◆ Stored data:

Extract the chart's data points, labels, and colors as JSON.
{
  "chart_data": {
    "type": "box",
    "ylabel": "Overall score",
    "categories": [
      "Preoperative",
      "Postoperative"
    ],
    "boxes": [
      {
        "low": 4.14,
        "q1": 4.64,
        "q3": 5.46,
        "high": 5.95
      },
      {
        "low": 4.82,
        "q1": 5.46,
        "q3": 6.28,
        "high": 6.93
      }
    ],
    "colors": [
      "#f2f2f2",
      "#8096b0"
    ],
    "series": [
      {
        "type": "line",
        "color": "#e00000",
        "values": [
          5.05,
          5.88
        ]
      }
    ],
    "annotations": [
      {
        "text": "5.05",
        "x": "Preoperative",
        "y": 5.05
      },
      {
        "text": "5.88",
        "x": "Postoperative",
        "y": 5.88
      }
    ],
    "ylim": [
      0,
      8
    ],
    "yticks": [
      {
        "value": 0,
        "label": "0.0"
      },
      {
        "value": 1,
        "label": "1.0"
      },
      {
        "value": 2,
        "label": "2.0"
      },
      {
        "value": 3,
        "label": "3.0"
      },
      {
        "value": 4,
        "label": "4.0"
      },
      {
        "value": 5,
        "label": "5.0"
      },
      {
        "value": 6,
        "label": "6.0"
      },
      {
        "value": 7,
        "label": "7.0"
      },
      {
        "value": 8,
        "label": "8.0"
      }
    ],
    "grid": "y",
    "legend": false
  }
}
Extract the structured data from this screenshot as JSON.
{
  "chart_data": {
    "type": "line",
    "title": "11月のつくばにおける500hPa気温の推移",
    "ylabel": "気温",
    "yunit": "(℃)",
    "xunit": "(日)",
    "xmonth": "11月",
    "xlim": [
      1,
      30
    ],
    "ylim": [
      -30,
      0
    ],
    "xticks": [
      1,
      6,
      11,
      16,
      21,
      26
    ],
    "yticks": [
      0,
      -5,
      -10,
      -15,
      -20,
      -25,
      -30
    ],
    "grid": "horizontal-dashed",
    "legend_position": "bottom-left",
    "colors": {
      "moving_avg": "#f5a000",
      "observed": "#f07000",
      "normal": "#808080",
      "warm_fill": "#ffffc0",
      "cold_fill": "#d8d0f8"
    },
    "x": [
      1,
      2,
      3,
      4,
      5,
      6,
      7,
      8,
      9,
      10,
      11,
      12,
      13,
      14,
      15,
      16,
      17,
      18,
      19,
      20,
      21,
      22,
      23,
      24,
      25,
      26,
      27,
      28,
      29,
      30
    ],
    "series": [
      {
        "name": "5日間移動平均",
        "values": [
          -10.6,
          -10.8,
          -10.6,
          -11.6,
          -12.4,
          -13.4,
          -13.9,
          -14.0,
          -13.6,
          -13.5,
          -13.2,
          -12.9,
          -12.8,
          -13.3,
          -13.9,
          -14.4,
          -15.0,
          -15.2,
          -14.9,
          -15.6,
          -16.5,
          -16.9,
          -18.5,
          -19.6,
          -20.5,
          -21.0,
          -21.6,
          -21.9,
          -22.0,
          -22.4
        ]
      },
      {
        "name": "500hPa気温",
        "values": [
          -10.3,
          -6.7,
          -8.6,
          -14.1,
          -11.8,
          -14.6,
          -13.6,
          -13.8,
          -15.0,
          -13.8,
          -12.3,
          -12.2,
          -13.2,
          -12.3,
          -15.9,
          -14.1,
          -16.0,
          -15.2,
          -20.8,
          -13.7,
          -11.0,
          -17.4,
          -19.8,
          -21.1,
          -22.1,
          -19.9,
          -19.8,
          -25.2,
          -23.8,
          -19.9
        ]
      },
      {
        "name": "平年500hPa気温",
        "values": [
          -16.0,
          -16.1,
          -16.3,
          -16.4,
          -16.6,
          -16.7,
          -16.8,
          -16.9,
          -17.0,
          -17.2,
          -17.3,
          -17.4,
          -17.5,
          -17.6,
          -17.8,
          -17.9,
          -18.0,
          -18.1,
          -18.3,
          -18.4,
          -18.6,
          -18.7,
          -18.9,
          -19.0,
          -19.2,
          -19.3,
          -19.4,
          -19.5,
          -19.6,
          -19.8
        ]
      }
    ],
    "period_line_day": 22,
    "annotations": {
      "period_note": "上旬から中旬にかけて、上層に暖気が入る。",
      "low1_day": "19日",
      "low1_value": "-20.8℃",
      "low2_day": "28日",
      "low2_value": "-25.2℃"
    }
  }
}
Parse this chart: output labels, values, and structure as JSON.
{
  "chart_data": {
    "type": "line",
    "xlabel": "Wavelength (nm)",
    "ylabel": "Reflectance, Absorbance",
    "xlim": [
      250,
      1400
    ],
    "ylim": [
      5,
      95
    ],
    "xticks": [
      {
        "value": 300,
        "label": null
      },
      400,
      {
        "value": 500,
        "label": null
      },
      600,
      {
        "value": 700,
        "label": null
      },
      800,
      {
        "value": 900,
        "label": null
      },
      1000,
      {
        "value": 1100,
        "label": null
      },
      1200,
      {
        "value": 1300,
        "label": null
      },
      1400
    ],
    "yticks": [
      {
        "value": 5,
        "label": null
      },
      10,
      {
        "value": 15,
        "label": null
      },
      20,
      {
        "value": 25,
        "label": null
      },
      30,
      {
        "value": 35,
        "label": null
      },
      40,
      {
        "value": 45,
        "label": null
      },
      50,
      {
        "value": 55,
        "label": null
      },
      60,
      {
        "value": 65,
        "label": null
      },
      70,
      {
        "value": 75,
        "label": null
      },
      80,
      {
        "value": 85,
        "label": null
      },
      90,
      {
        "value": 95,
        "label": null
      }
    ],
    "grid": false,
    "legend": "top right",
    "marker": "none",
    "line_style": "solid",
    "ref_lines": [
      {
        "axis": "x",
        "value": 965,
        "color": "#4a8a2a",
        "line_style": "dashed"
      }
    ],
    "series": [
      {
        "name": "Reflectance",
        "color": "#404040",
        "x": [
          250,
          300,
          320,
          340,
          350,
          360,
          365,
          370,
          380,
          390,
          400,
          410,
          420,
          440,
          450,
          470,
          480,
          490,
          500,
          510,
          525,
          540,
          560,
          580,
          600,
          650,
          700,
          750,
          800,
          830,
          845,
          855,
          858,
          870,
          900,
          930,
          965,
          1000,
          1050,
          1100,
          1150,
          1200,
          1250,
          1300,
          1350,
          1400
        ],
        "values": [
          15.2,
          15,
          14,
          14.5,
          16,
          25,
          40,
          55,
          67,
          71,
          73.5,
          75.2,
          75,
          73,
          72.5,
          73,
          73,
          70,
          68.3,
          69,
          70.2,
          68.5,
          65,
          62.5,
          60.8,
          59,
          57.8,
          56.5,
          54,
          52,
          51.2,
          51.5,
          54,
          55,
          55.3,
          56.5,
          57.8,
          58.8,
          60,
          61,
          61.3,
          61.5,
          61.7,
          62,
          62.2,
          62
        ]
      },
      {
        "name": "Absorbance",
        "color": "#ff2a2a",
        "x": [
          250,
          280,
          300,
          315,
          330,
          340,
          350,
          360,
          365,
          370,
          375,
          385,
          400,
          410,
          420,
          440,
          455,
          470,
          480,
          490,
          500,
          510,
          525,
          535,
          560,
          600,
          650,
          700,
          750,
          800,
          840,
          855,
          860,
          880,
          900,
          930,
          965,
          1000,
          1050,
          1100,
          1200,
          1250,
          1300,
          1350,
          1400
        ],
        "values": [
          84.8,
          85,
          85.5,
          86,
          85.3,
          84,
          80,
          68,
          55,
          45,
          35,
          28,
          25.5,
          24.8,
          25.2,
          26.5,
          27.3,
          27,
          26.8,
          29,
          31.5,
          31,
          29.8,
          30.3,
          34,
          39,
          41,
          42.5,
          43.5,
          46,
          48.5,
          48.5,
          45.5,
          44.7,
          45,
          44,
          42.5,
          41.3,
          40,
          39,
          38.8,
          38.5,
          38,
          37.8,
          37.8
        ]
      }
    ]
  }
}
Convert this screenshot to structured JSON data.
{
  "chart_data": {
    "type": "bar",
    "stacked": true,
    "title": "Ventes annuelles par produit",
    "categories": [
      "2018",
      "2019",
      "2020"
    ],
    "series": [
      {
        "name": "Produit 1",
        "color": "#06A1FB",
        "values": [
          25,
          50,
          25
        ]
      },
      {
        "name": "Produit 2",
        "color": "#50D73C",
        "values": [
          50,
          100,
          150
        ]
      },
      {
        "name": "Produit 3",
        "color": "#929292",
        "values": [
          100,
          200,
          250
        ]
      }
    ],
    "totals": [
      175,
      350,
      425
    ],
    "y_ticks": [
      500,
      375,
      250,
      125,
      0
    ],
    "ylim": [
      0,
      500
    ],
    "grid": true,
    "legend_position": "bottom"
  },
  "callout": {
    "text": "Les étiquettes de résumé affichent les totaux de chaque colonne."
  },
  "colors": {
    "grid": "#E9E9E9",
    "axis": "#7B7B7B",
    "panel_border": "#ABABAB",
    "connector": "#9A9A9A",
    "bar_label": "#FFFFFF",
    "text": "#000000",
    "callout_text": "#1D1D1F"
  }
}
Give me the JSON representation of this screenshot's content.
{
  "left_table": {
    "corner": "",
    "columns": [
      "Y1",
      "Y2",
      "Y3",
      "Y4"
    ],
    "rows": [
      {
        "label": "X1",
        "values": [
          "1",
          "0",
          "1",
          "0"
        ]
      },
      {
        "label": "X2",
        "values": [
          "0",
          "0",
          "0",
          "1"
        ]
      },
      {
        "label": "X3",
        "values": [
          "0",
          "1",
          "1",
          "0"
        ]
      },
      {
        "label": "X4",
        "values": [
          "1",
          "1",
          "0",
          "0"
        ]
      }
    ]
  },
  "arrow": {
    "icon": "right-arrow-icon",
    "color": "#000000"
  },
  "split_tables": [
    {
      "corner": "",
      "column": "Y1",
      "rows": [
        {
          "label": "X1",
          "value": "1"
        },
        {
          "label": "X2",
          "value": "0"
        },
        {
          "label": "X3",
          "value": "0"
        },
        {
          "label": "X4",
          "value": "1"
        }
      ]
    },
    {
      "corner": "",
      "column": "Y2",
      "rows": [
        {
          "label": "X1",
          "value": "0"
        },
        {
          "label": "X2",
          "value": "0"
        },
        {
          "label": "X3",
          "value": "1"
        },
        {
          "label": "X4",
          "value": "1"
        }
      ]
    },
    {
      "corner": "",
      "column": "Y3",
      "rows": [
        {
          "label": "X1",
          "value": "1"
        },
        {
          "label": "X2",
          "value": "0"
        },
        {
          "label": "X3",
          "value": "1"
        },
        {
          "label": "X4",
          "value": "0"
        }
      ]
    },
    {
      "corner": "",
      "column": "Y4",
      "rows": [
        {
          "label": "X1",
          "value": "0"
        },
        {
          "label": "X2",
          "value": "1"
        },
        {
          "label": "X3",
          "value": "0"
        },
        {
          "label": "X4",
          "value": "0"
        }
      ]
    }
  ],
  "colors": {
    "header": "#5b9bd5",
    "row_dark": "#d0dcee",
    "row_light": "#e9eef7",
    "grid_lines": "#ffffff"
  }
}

◆ Task statement: Extract all lines of the records above that include "Absorbance".

◆ Problem solution:
    "ylabel": "Reflectance, Absorbance",
        "name": "Absorbance",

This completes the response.